- _WHAT IS ASKED_
Search the listing for "sailing" and copy every line where it appears.

[Data records]
════════

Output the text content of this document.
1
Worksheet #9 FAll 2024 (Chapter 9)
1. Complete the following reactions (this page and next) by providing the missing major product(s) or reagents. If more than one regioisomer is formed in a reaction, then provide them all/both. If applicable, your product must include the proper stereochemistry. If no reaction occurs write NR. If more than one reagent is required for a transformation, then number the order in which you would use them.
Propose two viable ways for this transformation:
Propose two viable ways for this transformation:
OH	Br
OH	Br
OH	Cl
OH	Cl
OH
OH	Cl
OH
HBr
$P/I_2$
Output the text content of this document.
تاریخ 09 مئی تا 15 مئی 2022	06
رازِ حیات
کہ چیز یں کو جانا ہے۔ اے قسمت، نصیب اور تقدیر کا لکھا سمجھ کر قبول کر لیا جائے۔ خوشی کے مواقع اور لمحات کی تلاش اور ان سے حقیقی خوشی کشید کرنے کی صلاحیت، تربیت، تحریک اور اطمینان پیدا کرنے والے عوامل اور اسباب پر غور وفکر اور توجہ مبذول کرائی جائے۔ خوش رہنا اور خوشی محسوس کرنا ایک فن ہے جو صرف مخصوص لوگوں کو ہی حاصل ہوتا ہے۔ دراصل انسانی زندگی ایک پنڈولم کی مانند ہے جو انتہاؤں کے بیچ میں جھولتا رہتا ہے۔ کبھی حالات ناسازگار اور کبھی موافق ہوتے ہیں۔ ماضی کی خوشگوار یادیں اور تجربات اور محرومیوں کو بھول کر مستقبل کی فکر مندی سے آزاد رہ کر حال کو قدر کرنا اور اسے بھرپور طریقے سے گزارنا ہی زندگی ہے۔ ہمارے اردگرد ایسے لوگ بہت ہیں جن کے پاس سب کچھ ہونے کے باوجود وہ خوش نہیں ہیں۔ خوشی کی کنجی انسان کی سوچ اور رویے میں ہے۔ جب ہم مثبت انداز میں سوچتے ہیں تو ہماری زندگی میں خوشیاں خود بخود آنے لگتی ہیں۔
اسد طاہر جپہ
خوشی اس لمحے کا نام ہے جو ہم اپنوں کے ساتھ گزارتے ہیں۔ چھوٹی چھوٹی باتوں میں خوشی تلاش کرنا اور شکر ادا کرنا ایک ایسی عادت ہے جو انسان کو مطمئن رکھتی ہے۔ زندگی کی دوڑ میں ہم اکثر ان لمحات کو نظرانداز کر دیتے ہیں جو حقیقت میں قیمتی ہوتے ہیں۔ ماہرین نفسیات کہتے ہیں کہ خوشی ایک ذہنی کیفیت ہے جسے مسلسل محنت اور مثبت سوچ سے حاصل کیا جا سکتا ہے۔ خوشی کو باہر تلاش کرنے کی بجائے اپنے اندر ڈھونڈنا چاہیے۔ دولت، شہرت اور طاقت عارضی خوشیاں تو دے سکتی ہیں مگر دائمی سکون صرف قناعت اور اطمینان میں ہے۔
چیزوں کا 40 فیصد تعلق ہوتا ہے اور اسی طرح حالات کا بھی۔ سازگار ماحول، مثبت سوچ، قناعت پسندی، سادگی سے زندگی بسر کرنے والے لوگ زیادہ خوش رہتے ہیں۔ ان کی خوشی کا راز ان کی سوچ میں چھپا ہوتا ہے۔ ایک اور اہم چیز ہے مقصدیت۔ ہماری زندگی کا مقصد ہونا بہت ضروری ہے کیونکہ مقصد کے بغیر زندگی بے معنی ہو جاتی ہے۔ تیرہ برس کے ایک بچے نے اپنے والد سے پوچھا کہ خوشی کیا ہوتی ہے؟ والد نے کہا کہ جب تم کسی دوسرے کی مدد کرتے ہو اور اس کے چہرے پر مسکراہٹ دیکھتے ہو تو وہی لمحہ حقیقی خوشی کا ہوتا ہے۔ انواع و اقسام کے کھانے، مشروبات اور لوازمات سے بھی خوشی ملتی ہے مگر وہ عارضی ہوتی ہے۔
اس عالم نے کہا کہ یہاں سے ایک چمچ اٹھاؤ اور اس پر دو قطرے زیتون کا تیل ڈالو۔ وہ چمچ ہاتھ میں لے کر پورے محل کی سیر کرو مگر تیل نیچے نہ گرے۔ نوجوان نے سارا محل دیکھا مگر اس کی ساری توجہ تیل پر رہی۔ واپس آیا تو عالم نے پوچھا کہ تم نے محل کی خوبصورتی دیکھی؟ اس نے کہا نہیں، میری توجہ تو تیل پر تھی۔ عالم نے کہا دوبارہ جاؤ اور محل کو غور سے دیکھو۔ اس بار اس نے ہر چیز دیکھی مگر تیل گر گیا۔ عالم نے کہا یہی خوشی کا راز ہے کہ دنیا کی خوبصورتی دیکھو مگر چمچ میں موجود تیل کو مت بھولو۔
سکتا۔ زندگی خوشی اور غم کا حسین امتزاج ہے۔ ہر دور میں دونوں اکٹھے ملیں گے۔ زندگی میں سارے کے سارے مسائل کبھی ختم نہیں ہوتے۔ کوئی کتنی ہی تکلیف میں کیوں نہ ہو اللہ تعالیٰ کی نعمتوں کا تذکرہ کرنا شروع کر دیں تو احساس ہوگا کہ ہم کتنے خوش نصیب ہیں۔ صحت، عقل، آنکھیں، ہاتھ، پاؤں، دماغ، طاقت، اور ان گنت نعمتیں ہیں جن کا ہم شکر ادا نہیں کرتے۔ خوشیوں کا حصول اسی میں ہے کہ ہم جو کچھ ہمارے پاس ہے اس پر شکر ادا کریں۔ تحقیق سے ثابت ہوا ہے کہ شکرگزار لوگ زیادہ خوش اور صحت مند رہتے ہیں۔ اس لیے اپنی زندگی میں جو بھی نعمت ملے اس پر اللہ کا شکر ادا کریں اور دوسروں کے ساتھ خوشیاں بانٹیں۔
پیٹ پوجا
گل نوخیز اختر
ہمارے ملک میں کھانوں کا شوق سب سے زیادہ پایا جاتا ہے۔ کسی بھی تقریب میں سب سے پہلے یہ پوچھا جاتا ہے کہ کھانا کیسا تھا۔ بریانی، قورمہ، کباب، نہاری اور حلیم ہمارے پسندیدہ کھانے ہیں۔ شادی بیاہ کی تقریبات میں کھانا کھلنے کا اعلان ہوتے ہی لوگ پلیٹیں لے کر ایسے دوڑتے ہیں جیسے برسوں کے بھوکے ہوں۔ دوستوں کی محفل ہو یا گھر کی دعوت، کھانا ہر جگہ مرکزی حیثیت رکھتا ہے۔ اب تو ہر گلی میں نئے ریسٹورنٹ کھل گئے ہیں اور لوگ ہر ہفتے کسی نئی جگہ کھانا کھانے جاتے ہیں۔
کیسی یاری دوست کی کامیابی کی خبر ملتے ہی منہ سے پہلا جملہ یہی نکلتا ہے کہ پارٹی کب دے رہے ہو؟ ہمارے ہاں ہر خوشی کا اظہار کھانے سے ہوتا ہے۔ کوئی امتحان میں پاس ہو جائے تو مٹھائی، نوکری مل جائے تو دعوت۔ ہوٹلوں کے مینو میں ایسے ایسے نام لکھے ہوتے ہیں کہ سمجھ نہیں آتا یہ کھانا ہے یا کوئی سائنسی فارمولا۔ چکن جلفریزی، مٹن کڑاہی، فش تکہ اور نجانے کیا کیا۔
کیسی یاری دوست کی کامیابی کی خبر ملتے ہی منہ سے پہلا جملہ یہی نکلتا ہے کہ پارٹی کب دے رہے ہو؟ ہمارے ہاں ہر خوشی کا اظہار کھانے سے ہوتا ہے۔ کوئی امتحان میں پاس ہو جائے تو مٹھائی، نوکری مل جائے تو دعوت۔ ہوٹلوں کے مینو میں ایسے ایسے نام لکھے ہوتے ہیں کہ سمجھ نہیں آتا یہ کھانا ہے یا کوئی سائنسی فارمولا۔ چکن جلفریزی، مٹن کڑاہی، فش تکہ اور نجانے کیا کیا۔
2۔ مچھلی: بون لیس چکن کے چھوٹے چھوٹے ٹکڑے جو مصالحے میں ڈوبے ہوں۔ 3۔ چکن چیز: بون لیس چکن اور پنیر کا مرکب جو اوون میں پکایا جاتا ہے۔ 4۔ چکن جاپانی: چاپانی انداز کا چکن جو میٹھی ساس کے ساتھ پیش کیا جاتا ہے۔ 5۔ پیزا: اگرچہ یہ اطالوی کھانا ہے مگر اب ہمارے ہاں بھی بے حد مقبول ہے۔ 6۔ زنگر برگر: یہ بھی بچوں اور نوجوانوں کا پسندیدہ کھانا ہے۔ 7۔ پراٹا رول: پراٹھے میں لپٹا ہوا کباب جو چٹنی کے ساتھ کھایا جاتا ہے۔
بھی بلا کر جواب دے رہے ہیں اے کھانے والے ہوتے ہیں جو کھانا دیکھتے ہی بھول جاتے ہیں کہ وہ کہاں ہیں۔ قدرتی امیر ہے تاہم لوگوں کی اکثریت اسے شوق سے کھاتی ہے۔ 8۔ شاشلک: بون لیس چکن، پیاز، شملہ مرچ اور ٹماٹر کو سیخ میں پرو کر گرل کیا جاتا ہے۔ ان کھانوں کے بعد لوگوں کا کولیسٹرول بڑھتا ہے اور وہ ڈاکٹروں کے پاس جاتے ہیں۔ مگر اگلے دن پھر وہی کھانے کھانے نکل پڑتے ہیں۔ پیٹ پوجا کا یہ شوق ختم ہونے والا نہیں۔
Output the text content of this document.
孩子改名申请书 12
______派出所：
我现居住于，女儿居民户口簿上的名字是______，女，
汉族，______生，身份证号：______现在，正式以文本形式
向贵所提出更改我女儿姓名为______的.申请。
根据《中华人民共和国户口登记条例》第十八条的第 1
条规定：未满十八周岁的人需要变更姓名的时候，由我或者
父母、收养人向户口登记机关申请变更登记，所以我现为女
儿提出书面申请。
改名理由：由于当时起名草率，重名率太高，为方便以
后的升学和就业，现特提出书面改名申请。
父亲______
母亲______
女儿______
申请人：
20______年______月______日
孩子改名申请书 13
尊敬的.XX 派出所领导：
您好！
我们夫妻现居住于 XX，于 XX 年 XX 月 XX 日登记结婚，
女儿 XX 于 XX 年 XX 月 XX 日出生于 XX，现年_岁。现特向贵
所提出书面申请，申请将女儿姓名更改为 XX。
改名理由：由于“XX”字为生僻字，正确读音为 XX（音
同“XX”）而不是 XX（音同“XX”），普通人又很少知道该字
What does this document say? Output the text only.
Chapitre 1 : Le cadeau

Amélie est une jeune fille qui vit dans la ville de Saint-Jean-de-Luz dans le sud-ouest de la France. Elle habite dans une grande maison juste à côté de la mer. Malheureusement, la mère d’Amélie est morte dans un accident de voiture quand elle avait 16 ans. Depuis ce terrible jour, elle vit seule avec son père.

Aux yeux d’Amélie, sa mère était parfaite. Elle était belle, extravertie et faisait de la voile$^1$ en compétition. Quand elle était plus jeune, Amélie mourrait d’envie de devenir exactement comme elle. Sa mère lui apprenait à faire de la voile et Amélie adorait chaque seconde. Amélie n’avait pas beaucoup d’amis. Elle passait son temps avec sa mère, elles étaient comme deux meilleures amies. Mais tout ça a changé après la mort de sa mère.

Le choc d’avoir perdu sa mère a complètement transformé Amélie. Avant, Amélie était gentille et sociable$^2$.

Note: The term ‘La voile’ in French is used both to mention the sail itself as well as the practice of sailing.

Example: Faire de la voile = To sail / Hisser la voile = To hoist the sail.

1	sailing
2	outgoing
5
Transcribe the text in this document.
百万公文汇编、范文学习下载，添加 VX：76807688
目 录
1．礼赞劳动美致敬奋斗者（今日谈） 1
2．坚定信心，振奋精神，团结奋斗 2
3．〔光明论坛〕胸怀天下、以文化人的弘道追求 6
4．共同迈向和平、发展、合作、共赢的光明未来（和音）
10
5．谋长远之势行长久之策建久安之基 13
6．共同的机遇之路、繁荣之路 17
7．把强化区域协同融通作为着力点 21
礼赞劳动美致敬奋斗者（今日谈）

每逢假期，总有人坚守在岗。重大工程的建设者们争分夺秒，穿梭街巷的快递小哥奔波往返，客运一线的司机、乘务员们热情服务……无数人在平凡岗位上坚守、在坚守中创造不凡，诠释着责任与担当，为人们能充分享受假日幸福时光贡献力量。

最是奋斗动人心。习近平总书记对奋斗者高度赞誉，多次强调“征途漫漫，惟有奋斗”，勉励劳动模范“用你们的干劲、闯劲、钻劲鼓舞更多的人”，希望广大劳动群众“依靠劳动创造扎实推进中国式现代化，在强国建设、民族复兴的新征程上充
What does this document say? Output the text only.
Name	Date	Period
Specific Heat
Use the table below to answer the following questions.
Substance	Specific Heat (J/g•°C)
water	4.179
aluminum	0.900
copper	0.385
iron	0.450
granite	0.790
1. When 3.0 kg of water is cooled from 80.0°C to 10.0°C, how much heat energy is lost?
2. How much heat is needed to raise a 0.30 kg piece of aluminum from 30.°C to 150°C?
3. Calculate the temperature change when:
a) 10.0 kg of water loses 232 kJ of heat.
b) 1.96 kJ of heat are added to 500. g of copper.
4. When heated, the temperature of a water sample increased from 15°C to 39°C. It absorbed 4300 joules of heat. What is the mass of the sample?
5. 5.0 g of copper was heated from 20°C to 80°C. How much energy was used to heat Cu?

════════

- _WORKED SOLUTION_
Note: The term ‘La voile’ in French is used both to mention the sail itself as well as the practice of sailing.
1	sailing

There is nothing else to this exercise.